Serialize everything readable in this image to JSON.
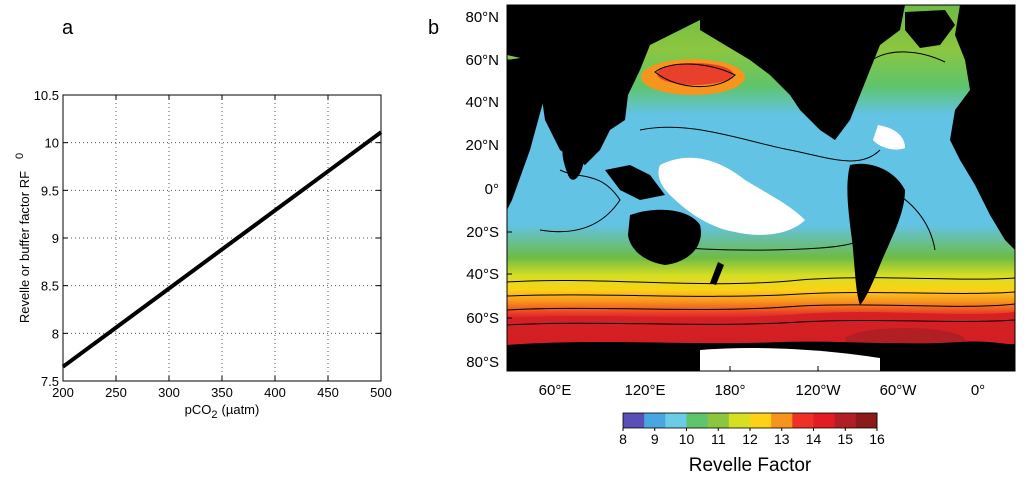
{
  "panels": {
    "a": "a",
    "b": "b"
  },
  "chart_data": [
    {
      "type": "line",
      "panel": "a",
      "xlabel": {
        "main": "pCO",
        "sub": "2",
        "unit": "(µatm)"
      },
      "ylabel": {
        "main": "Revelle or buffer factor RF",
        "sub": "0"
      },
      "xlim": [
        200,
        500
      ],
      "ylim": [
        7.5,
        10.5
      ],
      "xticks": [
        "200",
        "250",
        "300",
        "350",
        "400",
        "450",
        "500"
      ],
      "yticks": [
        "7.5",
        "8",
        "8.5",
        "9",
        "9.5",
        "10",
        "10.5"
      ],
      "grid": true,
      "series": [
        {
          "x": [
            200,
            250,
            300,
            350,
            400,
            450,
            500
          ],
          "y": [
            7.65,
            8.06,
            8.47,
            8.88,
            9.29,
            9.7,
            10.11
          ],
          "color": "#000000"
        }
      ]
    },
    {
      "type": "heatmap",
      "panel": "b",
      "lat_ticks": [
        "80°N",
        "60°N",
        "40°N",
        "20°N",
        "0°",
        "20°S",
        "40°S",
        "60°S",
        "80°S"
      ],
      "lon_ticks": [
        "60°E",
        "120°E",
        "180°",
        "120°W",
        "60°W",
        "0°"
      ],
      "colorbar": {
        "title": "Revelle Factor",
        "labels": [
          "8",
          "9",
          "10",
          "11",
          "12",
          "13",
          "14",
          "15",
          "16"
        ],
        "range": [
          8,
          16
        ],
        "stops": [
          "#5a4fb4",
          "#4aa6e0",
          "#6ccbe6",
          "#5fc46a",
          "#8cc63f",
          "#d7df23",
          "#fcd116",
          "#f7941d",
          "#ee3124",
          "#e31b23",
          "#b11f24",
          "#8b1a1a"
        ]
      },
      "colors": {
        "land": "#000000",
        "high_lat_red": "#e52a2a",
        "mid_green": "#6dbb45",
        "subtropic_blue": "#62c3e5",
        "lowest_white": "#ffffff",
        "north_pacific_red": "#e8402a"
      }
    }
  ]
}
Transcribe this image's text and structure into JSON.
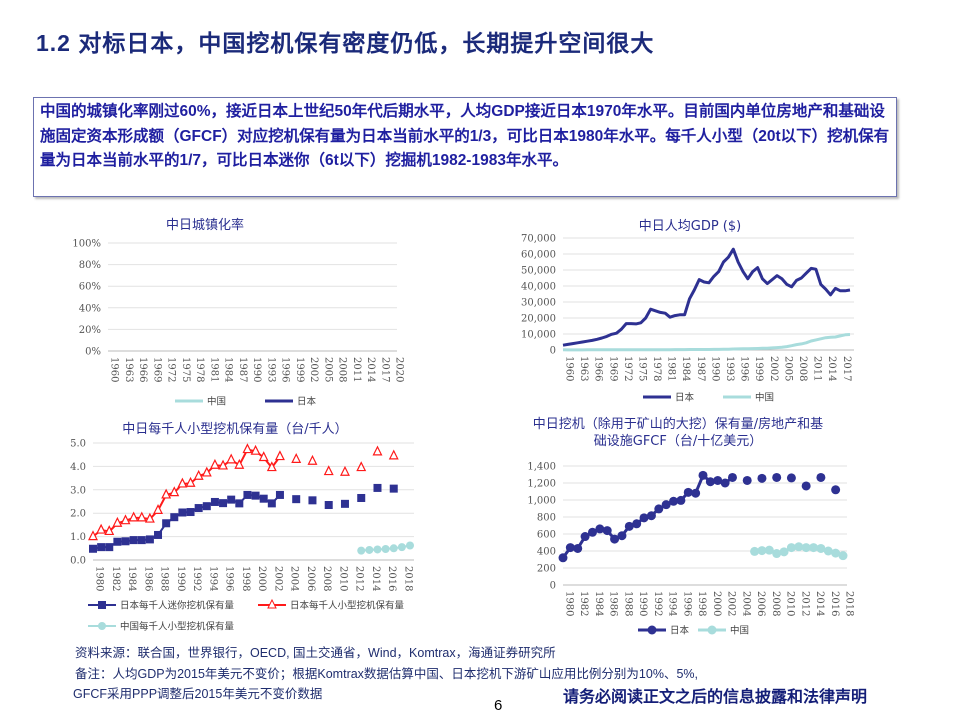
{
  "slide": {
    "title": "1.2 对标日本，中国挖机保有密度仍低，长期提升空间很大",
    "summary": "中国的城镇化率刚过60%，接近日本上世纪50年代后期水平，人均GDP接近日本1970年水平。目前国内单位房地产和基础设施固定资本形成额（GFCF）对应挖机保有量为日本当前水平的1/3，可比日本1980年水平。每千人小型（20t以下）挖机保有量为日本当前水平的1/7，可比日本迷你（6t以下）挖掘机1982-1983年水平。",
    "source": "资料来源：联合国，世界银行，OECD, 国土交通省，Wind，Komtrax，海通证券研究所",
    "note1": "备注：人均GDP为2015年美元不变价；根据Komtrax数据估算中国、日本挖机下游矿山应用比例分别为10%、5%,",
    "note2": "GFCF采用PPP调整后2015年美元不变价数据",
    "disclaimer": "请务必阅读正文之后的信息披露和法律声明",
    "page_number": "6"
  },
  "colors": {
    "japan": "#2e3192",
    "china": "#a8dcdc",
    "japan_small": "#ff1a1a",
    "grid": "#e2e2e2"
  },
  "chart_data": [
    {
      "type": "line",
      "title": "中日城镇化率",
      "ylim": [
        0,
        100
      ],
      "yticks": [
        0,
        20,
        40,
        60,
        80,
        100
      ],
      "ytick_labels": [
        "0%",
        "20%",
        "40%",
        "60%",
        "80%",
        "100%"
      ],
      "xlim": [
        1960,
        2020
      ],
      "x_ticks": [
        1960,
        1963,
        1966,
        1969,
        1972,
        1975,
        1978,
        1981,
        1984,
        1987,
        1990,
        1993,
        1996,
        1999,
        2002,
        2005,
        2008,
        2011,
        2014,
        2017,
        2020
      ],
      "x": [
        1960,
        1963,
        1966,
        1969,
        1972,
        1975,
        1978,
        1981,
        1984,
        1987,
        1990,
        1993,
        1996,
        1999,
        2002,
        2005,
        2008,
        2011,
        2014,
        2017,
        2020
      ],
      "series": [
        {
          "name": "中国",
          "color": "china",
          "marker": "none",
          "values": [
            16,
            18,
            17.5,
            17,
            17,
            17.4,
            17.9,
            20.2,
            23,
            25.3,
            26.4,
            28.5,
            30.5,
            34.8,
            39,
            42.5,
            47,
            51,
            55,
            58,
            61
          ]
        },
        {
          "name": "日本",
          "color": "japan",
          "marker": "none",
          "values": [
            63,
            66,
            69,
            72,
            74,
            76,
            76,
            76.5,
            76.7,
            77,
            77.3,
            77.8,
            78,
            78.5,
            82,
            86,
            89,
            91,
            91.5,
            91.6,
            91.8
          ]
        }
      ],
      "legend_placement": "bottom"
    },
    {
      "type": "line",
      "title": "中日人均GDP ($)",
      "ylim": [
        0,
        70000
      ],
      "yticks": [
        0,
        10000,
        20000,
        30000,
        40000,
        50000,
        60000,
        70000
      ],
      "ytick_labels": [
        "0",
        "10,000",
        "20,000",
        "30,000",
        "40,000",
        "50,000",
        "60,000",
        "70,000"
      ],
      "xlim": [
        1960,
        2019
      ],
      "x_ticks": [
        1960,
        1963,
        1966,
        1969,
        1972,
        1975,
        1978,
        1981,
        1984,
        1987,
        1990,
        1993,
        1996,
        1999,
        2002,
        2005,
        2008,
        2011,
        2014,
        2017
      ],
      "x_start": 1960,
      "series": [
        {
          "name": "日本",
          "color": "japan",
          "marker": "none",
          "values": [
            3000,
            3500,
            4000,
            4500,
            5000,
            5500,
            6000,
            6700,
            7500,
            8500,
            9800,
            10500,
            13000,
            16500,
            16500,
            16300,
            17000,
            20000,
            25500,
            24500,
            23500,
            23000,
            20500,
            21500,
            22000,
            22000,
            32000,
            37500,
            44000,
            42500,
            42000,
            46000,
            49000,
            55000,
            58000,
            63000,
            55000,
            49000,
            44500,
            49000,
            51500,
            44500,
            41500,
            44000,
            46500,
            44500,
            41000,
            39500,
            43500,
            45000,
            48000,
            51000,
            50500,
            41000,
            38000,
            34500,
            38500,
            37000,
            37000,
            37500
          ]
        },
        {
          "name": "中国",
          "color": "china",
          "marker": "none",
          "values": [
            100,
            90,
            80,
            80,
            90,
            100,
            110,
            100,
            100,
            110,
            110,
            120,
            130,
            150,
            160,
            180,
            170,
            180,
            200,
            210,
            200,
            200,
            210,
            230,
            260,
            280,
            290,
            300,
            320,
            320,
            330,
            350,
            390,
            440,
            500,
            600,
            700,
            780,
            830,
            880,
            950,
            1050,
            1150,
            1300,
            1500,
            1750,
            2100,
            2700,
            3400,
            3800,
            4500,
            5600,
            6300,
            7000,
            7700,
            8000,
            8100,
            8800,
            9500,
            9700
          ]
        }
      ],
      "legend_placement": "bottom"
    },
    {
      "type": "line",
      "title": "中日每千人小型挖机保有量（台/千人）",
      "ylim": [
        0,
        5
      ],
      "yticks": [
        0,
        1,
        2,
        3,
        4,
        5
      ],
      "ytick_labels": [
        "0.0",
        "1.0",
        "2.0",
        "3.0",
        "4.0",
        "5.0"
      ],
      "xlim": [
        1980,
        2019
      ],
      "x_ticks": [
        1980,
        1982,
        1984,
        1986,
        1988,
        1990,
        1992,
        1994,
        1996,
        1998,
        2000,
        2002,
        2004,
        2006,
        2008,
        2010,
        2012,
        2014,
        2016,
        2018
      ],
      "series": [
        {
          "name": "日本每千人迷你挖机保有量",
          "color": "japan",
          "marker": "square",
          "x": [
            1980,
            1981,
            1982,
            1983,
            1984,
            1985,
            1986,
            1987,
            1988,
            1989,
            1990,
            1991,
            1992,
            1993,
            1994,
            1995,
            1996,
            1997,
            1998,
            1999,
            2000,
            2001,
            2002,
            2003,
            2005,
            2007,
            2009,
            2011,
            2013,
            2015,
            2017
          ],
          "values": [
            0.48,
            0.55,
            0.55,
            0.78,
            0.8,
            0.85,
            0.85,
            0.88,
            1.07,
            1.57,
            1.83,
            2.03,
            2.05,
            2.22,
            2.3,
            2.48,
            2.43,
            2.58,
            2.42,
            2.78,
            2.75,
            2.62,
            2.42,
            2.78,
            2.6,
            2.55,
            2.35,
            2.4,
            2.65,
            3.08,
            3.05
          ]
        },
        {
          "name": "日本每千人小型挖机保有量",
          "color": "japan_small",
          "marker": "triangle",
          "x": [
            1980,
            1981,
            1982,
            1983,
            1984,
            1985,
            1986,
            1987,
            1988,
            1989,
            1990,
            1991,
            1992,
            1993,
            1994,
            1995,
            1996,
            1997,
            1998,
            1999,
            2000,
            2001,
            2002,
            2003,
            2005,
            2007,
            2009,
            2011,
            2013,
            2015,
            2017
          ],
          "values": [
            1.0,
            1.28,
            1.22,
            1.57,
            1.68,
            1.8,
            1.8,
            1.75,
            2.12,
            2.78,
            2.88,
            3.25,
            3.28,
            3.58,
            3.72,
            4.05,
            4.02,
            4.28,
            4.05,
            4.72,
            4.65,
            4.38,
            3.95,
            4.42,
            4.3,
            4.22,
            3.78,
            3.75,
            3.95,
            4.62,
            4.45
          ]
        },
        {
          "name": "中国每千人小型挖机保有量",
          "color": "china",
          "marker": "circle",
          "x": [
            2013,
            2014,
            2015,
            2016,
            2017,
            2018,
            2019
          ],
          "values": [
            0.4,
            0.43,
            0.45,
            0.47,
            0.5,
            0.55,
            0.62
          ]
        }
      ],
      "legend_placement": "bottom"
    },
    {
      "type": "line",
      "title": "中日挖机（除用于矿山的大挖）保有量/房地产和基础设施GFCF（台/十亿美元）",
      "title_lines": [
        "中日挖机（除用于矿山的大挖）保有量/房地产和基",
        "础设施GFCF（台/十亿美元）"
      ],
      "ylim": [
        0,
        1400
      ],
      "yticks": [
        0,
        200,
        400,
        600,
        800,
        1000,
        1200,
        1400
      ],
      "ytick_labels": [
        "0",
        "200",
        "400",
        "600",
        "800",
        "1,000",
        "1,200",
        "1,400"
      ],
      "xlim": [
        1980,
        2018
      ],
      "x_ticks": [
        1980,
        1982,
        1984,
        1986,
        1988,
        1990,
        1992,
        1994,
        1996,
        1998,
        2000,
        2002,
        2004,
        2006,
        2008,
        2010,
        2012,
        2014,
        2016,
        2018
      ],
      "series": [
        {
          "name": "日本",
          "color": "japan",
          "marker": "circle",
          "x": [
            1980,
            1981,
            1982,
            1983,
            1984,
            1985,
            1986,
            1987,
            1988,
            1989,
            1990,
            1991,
            1992,
            1993,
            1994,
            1995,
            1996,
            1997,
            1998,
            1999,
            2000,
            2001,
            2002,
            2003,
            2005,
            2007,
            2009,
            2011,
            2013,
            2015,
            2017
          ],
          "values": [
            320,
            440,
            430,
            570,
            620,
            660,
            640,
            540,
            580,
            690,
            720,
            790,
            815,
            895,
            945,
            985,
            995,
            1090,
            1080,
            1290,
            1215,
            1230,
            1200,
            1265,
            1230,
            1255,
            1265,
            1260,
            1165,
            1265,
            1120
          ]
        },
        {
          "name": "中国",
          "color": "china",
          "marker": "circle",
          "x": [
            2006,
            2007,
            2008,
            2009,
            2010,
            2011,
            2012,
            2013,
            2014,
            2015,
            2016,
            2017,
            2018
          ],
          "values": [
            395,
            405,
            410,
            370,
            390,
            440,
            450,
            440,
            440,
            430,
            400,
            375,
            345
          ]
        }
      ],
      "legend_placement": "bottom"
    }
  ]
}
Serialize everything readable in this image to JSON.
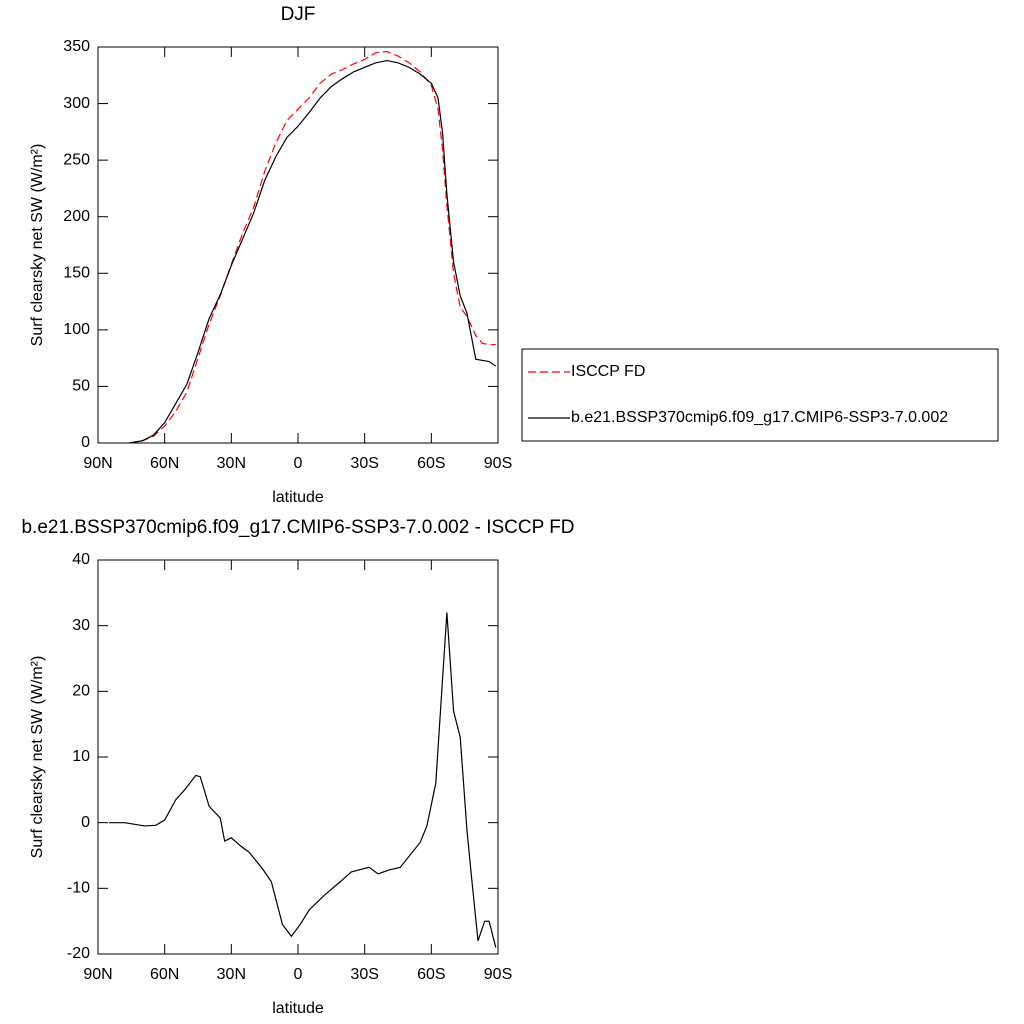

▬▬▬▬▬▬

**AIM**
Your answer should be one number: the count of lines in the data above that include the word "main".

**FINAL RESULT**
2